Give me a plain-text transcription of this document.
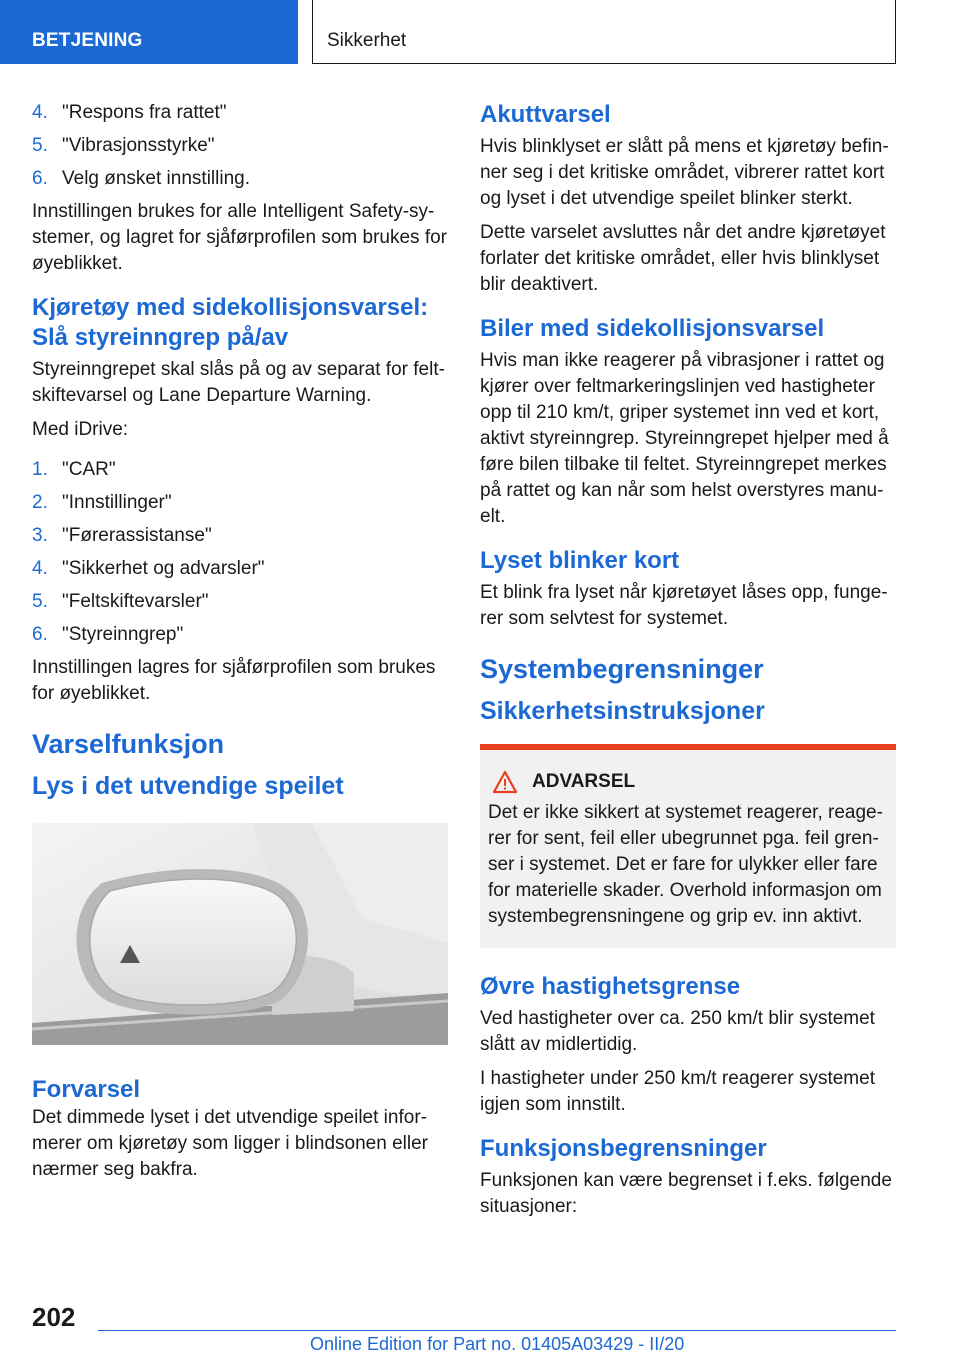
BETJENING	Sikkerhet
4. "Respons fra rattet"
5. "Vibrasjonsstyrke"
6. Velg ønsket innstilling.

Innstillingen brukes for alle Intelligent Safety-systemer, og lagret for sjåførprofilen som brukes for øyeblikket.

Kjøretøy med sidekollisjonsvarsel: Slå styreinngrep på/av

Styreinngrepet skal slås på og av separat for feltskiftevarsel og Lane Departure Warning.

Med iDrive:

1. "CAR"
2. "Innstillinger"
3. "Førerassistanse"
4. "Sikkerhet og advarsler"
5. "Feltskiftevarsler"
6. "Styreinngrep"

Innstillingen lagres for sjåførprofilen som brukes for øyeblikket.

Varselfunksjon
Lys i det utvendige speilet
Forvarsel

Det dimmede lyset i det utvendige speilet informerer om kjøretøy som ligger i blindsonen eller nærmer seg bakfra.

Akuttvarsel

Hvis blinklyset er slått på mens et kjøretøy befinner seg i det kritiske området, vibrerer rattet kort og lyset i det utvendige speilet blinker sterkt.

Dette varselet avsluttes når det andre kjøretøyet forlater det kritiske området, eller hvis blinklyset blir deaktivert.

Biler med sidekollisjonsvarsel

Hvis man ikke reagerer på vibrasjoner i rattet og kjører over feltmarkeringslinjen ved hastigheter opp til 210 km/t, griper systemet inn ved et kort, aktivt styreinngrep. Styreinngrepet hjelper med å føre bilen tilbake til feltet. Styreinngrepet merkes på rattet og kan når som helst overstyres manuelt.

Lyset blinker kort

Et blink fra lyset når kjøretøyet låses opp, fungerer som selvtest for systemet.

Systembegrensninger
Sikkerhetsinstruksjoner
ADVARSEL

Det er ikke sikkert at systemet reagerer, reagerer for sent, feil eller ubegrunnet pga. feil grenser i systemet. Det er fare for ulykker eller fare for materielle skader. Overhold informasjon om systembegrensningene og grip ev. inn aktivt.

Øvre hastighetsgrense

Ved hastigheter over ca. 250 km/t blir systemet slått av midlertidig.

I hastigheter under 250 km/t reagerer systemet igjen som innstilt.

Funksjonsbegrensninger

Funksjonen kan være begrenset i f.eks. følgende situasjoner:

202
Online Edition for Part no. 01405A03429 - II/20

══════════════════════════════

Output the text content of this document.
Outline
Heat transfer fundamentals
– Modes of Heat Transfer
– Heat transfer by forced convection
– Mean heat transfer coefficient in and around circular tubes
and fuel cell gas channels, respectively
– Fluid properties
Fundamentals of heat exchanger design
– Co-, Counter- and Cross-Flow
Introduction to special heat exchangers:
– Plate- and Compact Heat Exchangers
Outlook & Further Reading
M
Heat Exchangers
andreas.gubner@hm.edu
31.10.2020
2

══════════════════════════════

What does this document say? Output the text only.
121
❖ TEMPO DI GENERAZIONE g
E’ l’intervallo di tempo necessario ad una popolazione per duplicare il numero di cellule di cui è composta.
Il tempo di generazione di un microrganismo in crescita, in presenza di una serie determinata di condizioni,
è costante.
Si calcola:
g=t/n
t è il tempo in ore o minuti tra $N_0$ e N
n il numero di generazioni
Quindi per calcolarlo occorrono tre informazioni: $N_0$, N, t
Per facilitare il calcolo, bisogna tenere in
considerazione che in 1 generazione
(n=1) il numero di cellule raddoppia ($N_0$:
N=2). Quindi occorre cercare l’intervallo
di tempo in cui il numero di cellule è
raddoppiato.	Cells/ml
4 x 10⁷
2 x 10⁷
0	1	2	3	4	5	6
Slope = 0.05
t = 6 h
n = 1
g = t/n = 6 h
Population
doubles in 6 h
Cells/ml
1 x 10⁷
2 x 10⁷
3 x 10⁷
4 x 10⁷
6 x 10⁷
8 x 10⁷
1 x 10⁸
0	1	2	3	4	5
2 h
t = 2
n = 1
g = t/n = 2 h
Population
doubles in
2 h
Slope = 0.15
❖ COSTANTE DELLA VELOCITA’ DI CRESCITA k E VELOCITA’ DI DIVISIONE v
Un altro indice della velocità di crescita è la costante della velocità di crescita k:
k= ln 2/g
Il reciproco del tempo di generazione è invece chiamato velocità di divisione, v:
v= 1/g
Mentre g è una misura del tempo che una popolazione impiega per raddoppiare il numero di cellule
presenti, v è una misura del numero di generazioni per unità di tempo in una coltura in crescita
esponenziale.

══════════════════════════════

# [EXERCISE DETAILS]
Isolate each line of the listing above that includes "document". Copy it.

# [TASK SOLUTION]
Give me a plain-text transcription of this document.
Output the text content of this document.
What does this document say? Output the text only.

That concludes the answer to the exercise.